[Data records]
* begin *
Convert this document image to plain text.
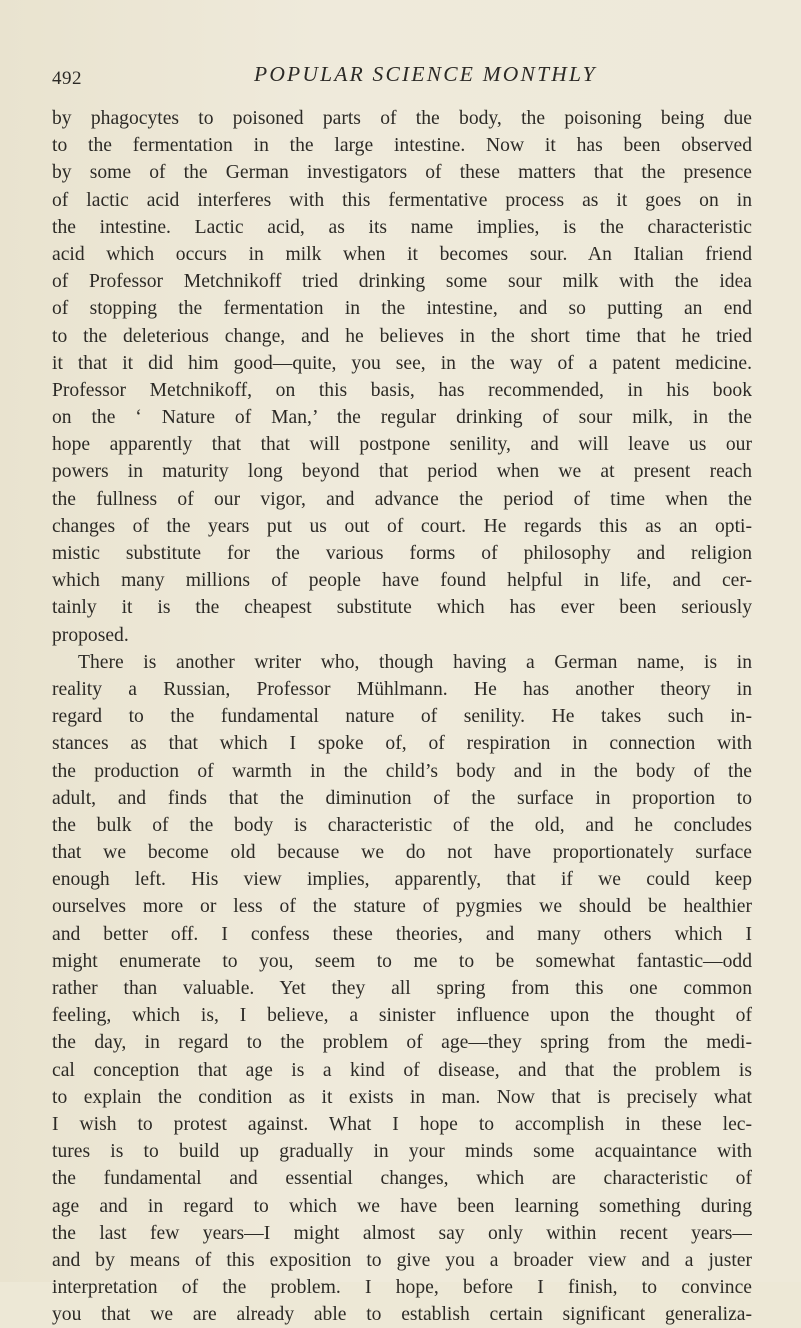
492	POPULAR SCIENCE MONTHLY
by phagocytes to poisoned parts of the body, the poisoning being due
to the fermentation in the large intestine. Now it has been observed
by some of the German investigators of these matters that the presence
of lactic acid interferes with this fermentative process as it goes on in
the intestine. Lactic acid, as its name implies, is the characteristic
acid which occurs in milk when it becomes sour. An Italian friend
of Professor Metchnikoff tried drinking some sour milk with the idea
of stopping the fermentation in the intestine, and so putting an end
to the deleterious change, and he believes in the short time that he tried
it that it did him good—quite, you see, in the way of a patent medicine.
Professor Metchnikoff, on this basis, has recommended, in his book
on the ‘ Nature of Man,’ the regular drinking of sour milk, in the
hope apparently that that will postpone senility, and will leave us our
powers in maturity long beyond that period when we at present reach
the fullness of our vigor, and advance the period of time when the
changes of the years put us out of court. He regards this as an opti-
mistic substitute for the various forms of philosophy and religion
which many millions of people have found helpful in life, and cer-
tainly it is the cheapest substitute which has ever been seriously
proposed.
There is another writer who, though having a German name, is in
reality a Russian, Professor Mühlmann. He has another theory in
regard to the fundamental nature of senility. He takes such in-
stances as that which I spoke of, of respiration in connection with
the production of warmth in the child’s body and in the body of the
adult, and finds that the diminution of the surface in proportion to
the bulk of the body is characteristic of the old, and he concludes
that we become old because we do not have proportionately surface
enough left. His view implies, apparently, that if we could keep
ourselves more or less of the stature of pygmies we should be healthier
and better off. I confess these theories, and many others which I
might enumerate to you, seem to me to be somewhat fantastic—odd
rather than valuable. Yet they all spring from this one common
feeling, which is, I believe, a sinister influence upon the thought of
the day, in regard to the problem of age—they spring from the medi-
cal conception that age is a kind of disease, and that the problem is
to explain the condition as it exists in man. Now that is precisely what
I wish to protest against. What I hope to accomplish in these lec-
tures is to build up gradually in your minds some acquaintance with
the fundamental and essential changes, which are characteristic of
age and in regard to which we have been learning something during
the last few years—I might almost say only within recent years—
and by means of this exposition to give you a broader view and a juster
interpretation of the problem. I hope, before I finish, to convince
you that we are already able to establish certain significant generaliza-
* end *
#### Aim of the task
Without the pictures, extract every entry verbatim.

#### Written response
Convert this document image to plain text.
492	POPULAR SCIENCE MONTHLY
by phagocytes to poisoned parts of the body, the poisoning being due
to the fermentation in the large intestine. Now it has been observed
by some of the German investigators of these matters that the presence
of lactic acid interferes with this fermentative process as it goes on in
the intestine. Lactic acid, as its name implies, is the characteristic
acid which occurs in milk when it becomes sour. An Italian friend
of Professor Metchnikoff tried drinking some sour milk with the idea
of stopping the fermentation in the intestine, and so putting an end
to the deleterious change, and he believes in the short time that he tried
it that it did him good—quite, you see, in the way of a patent medicine.
Professor Metchnikoff, on this basis, has recommended, in his book
on the ‘ Nature of Man,’ the regular drinking of sour milk, in the
hope apparently that that will postpone senility, and will leave us our
powers in maturity long beyond that period when we at present reach
the fullness of our vigor, and advance the period of time when the
changes of the years put us out of court. He regards this as an opti-
mistic substitute for the various forms of philosophy and religion
which many millions of people have found helpful in life, and cer-
tainly it is the cheapest substitute which has ever been seriously
proposed.
There is another writer who, though having a German name, is in
reality a Russian, Professor Mühlmann. He has another theory in
regard to the fundamental nature of senility. He takes such in-
stances as that which I spoke of, of respiration in connection with
the production of warmth in the child’s body and in the body of the
adult, and finds that the diminution of the surface in proportion to
the bulk of the body is characteristic of the old, and he concludes
that we become old because we do not have proportionately surface
enough left. His view implies, apparently, that if we could keep
ourselves more or less of the stature of pygmies we should be healthier
and better off. I confess these theories, and many others which I
might enumerate to you, seem to me to be somewhat fantastic—odd
rather than valuable. Yet they all spring from this one common
feeling, which is, I believe, a sinister influence upon the thought of
the day, in regard to the problem of age—they spring from the medi-
cal conception that age is a kind of disease, and that the problem is
to explain the condition as it exists in man. Now that is precisely what
I wish to protest against. What I hope to accomplish in these lec-
tures is to build up gradually in your minds some acquaintance with
the fundamental and essential changes, which are characteristic of
age and in regard to which we have been learning something during
the last few years—I might almost say only within recent years—
and by means of this exposition to give you a broader view and a juster
interpretation of the problem. I hope, before I finish, to convince
you that we are already able to establish certain significant generaliza-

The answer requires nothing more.